THE TASK: Pull out each line of the data that includes the word "this".

******

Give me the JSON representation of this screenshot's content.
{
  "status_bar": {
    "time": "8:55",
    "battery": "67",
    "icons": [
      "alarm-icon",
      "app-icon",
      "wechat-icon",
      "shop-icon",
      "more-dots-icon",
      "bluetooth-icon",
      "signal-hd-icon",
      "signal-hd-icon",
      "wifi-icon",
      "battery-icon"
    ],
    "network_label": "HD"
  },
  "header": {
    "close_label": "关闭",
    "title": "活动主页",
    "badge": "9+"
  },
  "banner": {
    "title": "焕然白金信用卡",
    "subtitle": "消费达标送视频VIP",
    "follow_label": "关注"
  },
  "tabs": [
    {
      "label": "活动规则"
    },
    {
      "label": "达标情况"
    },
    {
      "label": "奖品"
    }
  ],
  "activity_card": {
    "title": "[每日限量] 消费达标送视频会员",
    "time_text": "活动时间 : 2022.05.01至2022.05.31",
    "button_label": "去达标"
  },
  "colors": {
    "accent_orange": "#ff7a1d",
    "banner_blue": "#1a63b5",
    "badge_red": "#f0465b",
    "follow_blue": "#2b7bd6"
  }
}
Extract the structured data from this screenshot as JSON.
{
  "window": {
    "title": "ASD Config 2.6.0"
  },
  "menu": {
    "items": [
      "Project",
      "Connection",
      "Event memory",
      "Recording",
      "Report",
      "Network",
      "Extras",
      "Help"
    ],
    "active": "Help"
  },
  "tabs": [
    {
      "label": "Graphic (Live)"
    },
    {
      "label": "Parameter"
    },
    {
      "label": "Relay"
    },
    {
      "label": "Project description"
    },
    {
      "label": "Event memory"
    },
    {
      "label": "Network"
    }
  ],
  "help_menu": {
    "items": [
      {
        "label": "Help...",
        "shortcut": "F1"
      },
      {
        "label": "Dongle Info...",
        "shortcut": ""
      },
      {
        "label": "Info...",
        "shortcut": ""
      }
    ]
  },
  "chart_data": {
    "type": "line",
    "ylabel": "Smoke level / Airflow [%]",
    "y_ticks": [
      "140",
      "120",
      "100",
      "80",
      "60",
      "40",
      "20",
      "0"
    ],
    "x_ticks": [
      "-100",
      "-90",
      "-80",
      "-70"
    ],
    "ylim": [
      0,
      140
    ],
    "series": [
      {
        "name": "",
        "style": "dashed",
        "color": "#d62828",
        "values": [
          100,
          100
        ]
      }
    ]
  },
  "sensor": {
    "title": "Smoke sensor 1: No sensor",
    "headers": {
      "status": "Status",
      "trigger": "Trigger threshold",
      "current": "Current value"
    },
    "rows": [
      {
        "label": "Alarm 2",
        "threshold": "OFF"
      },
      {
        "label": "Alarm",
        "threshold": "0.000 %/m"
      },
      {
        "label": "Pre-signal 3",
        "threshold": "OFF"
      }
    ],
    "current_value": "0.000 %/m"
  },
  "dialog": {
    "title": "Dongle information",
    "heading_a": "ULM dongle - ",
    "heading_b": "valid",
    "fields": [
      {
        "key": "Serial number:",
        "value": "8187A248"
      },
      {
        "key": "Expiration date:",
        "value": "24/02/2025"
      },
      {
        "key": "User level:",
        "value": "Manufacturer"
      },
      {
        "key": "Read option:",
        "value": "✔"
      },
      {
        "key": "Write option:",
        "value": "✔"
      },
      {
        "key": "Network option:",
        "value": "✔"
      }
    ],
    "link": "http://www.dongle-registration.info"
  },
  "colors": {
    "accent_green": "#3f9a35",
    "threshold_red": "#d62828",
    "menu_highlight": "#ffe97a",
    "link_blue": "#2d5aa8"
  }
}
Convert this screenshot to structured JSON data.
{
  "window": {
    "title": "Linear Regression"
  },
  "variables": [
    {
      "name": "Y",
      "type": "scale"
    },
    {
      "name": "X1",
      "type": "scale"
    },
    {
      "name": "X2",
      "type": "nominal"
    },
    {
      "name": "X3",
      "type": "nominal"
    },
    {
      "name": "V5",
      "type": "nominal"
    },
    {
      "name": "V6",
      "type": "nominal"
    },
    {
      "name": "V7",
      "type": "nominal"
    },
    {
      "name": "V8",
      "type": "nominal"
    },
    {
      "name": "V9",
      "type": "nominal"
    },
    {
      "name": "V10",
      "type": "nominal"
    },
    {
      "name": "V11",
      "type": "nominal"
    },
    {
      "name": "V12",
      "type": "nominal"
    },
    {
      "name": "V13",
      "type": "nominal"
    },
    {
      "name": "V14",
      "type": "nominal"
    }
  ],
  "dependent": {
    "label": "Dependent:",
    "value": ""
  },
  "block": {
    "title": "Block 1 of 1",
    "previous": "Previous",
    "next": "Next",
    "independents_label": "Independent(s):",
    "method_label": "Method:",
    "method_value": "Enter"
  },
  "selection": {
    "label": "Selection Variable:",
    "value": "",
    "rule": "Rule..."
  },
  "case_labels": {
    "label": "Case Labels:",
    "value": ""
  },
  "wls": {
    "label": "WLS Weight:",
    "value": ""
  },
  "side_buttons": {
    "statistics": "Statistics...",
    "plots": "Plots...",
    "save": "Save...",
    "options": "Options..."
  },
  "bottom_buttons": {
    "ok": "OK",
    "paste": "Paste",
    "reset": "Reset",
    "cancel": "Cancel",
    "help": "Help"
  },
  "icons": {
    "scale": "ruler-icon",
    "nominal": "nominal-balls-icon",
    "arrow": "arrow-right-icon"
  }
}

******

EXERCISE RESPONSE:
Give me the JSON representation of this screenshot's content.
Extract the structured data from this screenshot as JSON.
Convert this screenshot to structured JSON data.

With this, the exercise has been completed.